▶ _Tasks and exercises_:
1. Translate this sentence from the forum thread on consciousness and anesthesia into Spanish: "We don't remember things that occur when we're under anesthesia, so are we saying memory is consciousness?"
2. Write what comes next in the forum thread on consciousness and anesthesia, carrying on past its last sentence.

Because we also don’t know what makes anesthesia stop consciousness. And anesthesia stops consciousness and stops the quantum process.

You’d need to define what you mean more specifically about “consciousness” and “quantum process.” We don’t remember things that occur when we’re under anesthesia, so are we saying memory is consciousness?

Now, the math isn’t clean. I forget which way it leans, but I think it’s that consciousness kicks out a little before the quantum action is fully inhibited? It’s been a minute, and this shit isn’t simple.

Sure, it’s not simple, because the notion of “consciousness” as used in philosophy is a very vague and slippery word with hundreds of different meanings depending on the context, and this makes it seem “mysterious” as its meaning is slippery and can change from context to context, making it difficult to pin down what is even being talked about.

Yet, if you pin it down, if you are actually specific about what you mean, then you don’t run into any confusion. The “hard problem of consciousness” is not even a “problem” as a “problem” implies you want to solve it, and most philosophers who advocate for it like David Chalmers, well, advocate for it. They spend their whole career arguing in favor of its existence and then using it as a basis for their own dualistic philosophy. It is thus a hard axiom of consciousness and not a hard problem. I simply disagree with the axioms.

▶ _Entries supplied_:

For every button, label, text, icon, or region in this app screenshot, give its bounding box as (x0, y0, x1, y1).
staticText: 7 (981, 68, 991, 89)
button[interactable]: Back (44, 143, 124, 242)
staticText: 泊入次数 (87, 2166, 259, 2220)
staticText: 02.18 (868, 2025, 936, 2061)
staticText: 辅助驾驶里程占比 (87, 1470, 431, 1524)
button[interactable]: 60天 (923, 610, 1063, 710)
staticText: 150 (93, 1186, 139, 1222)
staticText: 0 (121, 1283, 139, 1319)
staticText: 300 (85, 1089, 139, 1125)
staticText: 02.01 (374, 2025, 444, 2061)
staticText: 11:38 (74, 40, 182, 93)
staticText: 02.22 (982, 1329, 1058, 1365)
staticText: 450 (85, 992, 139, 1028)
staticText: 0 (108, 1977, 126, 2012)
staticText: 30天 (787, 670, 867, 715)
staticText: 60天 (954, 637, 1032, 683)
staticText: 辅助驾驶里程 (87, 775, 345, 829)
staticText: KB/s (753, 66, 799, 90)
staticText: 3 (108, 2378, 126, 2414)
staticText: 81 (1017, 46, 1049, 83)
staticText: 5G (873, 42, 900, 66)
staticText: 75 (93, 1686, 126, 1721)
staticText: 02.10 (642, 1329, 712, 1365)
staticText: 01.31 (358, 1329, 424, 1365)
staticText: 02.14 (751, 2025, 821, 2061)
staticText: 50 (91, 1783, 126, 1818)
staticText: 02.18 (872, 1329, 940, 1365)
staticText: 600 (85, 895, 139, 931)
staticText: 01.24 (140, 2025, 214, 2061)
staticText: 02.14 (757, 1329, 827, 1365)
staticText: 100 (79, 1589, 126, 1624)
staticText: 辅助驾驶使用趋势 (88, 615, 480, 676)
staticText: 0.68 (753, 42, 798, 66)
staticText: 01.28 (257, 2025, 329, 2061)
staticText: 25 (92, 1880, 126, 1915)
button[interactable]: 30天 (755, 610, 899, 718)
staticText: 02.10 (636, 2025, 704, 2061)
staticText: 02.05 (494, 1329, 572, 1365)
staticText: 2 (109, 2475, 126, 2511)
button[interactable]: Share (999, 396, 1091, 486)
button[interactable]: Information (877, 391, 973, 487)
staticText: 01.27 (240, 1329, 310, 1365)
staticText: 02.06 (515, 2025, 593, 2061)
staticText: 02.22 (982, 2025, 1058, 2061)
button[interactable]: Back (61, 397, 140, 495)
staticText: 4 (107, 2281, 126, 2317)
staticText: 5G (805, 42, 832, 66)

▶ _Task results_:
1. No recordamos las cosas que ocurren cuando estamos bajo anestesia, así que ¿estamos diciendo que la memoria es la conciencia?

2.
Penrose is an odd case because he accepts the axioms and then carries that same thinking into QM where the same contradiction re-emerges but actually thinks it is somehow solvable. What is a “measurement” if not an “observation,” and what is an “observation” if not an “experience”? The same “measurement problem” is just a reflection of the very same “hard problem” about the supposed “phenomenality” of experience and the explanatory gap between what we actually experience and what supposedly exists beyond it.

It’s the quantum wave function collapse that’s important.

Why should I believe there is a physical collapse? This requires you to, again, posit that there physically exists something that lies beyond all possibilities of us ever observing it (paralleling Kant’s “noumenon”) which suddenly transforms itself into something we can actually observe the moment we try to look at it (paralleling Kant’s “phenomenon”). This clearly introduces an explanatory gap as to how this process occurs, which is the basis of the measurement problem in the first place.

There is no reason to posit a physical “collapse” or even that there exists at all a realm of waves floating about in Hilbert space. These are unnecessary metaphysical assumptions that are purely philosophical and contribute nothing but confusion to an understanding of the mathematics of the theory. Again, just like Chalmers’ so-called “hard problem,” Penrose is inventing a problem to solve which we have no reason to believe is even a problem in the first place: nothing about quantum theory demands that you believe particles really turn into invisible waves in Hilbert space when you aren’t looking at them and suddenly turn back into visible particles in spacetime when you do look at them.

That’s entirely metaphysical and arbitrary to believe in.

There’s no spinning out where multiple things happen, there is only one thing. After wave collapse, is when you look in the box and see if the cats dead. In a sense it’s the literal “observer effect” happening our head. And that is probably what consciousness is.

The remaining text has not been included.